[Set exercise]: Find the lines that contain the word "Circuit" and copy each one.

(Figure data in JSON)
----

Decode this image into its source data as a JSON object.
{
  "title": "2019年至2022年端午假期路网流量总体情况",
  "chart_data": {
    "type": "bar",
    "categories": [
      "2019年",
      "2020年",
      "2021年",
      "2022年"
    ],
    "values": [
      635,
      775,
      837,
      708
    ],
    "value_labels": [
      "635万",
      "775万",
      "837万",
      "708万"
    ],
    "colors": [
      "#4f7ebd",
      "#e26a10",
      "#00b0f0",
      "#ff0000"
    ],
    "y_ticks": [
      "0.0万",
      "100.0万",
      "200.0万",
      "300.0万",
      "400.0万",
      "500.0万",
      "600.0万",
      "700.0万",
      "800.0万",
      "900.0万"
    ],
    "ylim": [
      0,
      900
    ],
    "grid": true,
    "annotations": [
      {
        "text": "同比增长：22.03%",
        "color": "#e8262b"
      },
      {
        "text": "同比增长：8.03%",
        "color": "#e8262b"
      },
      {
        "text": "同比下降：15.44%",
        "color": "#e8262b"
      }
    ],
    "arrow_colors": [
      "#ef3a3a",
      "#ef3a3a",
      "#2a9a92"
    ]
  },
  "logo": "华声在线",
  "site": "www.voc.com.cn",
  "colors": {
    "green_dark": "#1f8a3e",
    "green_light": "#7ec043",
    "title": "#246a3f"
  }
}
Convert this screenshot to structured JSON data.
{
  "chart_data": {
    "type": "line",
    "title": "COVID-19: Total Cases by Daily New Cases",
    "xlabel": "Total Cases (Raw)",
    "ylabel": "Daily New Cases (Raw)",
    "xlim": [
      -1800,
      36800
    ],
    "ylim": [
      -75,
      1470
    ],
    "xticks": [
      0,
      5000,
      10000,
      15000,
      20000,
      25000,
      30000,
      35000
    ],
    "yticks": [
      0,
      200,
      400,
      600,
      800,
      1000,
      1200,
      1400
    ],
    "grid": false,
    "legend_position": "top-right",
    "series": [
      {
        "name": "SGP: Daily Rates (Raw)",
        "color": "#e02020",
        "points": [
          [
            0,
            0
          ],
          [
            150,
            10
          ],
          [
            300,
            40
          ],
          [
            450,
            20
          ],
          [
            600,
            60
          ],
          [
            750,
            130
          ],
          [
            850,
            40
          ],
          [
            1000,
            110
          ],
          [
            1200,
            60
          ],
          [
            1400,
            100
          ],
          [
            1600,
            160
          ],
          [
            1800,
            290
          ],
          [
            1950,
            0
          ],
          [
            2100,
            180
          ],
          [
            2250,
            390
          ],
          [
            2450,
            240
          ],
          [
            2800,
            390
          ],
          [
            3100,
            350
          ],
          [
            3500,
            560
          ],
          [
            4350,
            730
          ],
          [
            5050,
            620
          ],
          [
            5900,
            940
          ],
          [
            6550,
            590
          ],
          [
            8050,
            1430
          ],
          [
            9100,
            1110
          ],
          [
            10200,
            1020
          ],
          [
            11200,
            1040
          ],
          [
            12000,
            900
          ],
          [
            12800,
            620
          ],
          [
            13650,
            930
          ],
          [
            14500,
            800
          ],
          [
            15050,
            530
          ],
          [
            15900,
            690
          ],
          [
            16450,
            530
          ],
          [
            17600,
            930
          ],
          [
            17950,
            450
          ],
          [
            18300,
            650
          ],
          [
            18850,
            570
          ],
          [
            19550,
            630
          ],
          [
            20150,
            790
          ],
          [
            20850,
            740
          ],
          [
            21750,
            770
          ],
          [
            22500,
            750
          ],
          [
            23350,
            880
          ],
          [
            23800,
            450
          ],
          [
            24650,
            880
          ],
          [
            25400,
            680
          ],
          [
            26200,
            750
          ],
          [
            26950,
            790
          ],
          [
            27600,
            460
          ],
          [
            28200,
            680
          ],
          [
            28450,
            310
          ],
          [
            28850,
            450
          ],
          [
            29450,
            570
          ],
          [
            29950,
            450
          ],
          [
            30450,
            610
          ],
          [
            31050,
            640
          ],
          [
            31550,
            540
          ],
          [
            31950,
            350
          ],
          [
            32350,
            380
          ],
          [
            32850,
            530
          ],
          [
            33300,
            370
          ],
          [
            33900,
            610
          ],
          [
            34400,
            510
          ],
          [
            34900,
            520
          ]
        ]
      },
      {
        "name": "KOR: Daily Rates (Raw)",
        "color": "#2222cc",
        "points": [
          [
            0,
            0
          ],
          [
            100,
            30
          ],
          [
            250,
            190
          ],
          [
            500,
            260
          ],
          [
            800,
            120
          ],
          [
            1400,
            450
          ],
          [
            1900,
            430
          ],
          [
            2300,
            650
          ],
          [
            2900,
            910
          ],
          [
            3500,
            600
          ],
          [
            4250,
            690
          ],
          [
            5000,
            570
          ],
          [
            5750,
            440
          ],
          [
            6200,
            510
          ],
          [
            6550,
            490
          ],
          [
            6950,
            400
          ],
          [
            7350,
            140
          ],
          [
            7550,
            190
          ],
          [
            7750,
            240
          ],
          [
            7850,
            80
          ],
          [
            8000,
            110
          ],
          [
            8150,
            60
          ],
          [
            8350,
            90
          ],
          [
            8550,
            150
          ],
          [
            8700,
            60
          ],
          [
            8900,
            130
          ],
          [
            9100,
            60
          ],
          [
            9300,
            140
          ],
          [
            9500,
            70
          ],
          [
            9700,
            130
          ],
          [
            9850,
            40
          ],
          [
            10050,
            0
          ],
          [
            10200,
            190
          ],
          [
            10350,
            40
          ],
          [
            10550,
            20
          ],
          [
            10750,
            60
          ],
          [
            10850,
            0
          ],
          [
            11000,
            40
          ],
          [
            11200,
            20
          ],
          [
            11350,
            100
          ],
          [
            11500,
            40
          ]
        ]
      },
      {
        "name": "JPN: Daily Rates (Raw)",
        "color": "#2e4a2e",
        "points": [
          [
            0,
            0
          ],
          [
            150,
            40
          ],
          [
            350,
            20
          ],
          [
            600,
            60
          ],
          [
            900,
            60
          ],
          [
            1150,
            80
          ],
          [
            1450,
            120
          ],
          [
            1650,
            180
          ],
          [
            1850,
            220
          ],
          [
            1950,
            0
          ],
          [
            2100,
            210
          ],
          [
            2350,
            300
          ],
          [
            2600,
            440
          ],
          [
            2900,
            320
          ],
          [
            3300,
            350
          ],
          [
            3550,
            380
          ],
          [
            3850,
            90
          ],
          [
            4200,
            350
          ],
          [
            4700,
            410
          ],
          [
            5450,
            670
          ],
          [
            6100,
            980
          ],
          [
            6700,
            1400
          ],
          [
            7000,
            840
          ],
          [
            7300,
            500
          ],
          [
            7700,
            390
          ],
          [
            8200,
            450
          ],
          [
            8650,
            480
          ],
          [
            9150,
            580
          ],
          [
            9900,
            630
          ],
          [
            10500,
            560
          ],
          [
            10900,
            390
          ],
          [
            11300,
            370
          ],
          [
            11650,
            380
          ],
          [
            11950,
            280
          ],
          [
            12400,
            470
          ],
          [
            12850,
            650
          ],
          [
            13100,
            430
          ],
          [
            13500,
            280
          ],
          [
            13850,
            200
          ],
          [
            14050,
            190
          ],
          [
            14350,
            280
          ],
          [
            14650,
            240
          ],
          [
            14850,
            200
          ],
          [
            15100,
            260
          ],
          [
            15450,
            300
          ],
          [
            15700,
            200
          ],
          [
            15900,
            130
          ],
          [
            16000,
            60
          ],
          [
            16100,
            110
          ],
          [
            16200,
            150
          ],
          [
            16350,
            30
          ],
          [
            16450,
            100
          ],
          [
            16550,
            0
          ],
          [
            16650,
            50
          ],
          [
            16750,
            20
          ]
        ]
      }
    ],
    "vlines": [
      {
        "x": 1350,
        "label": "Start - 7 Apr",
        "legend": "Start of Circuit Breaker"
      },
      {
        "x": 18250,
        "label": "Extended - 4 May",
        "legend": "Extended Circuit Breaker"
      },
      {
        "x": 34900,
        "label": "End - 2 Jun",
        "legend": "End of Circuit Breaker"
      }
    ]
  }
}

----

[The response]:
        "legend": "Start of Circuit Breaker"
        "legend": "Extended Circuit Breaker"
        "legend": "End of Circuit Breaker"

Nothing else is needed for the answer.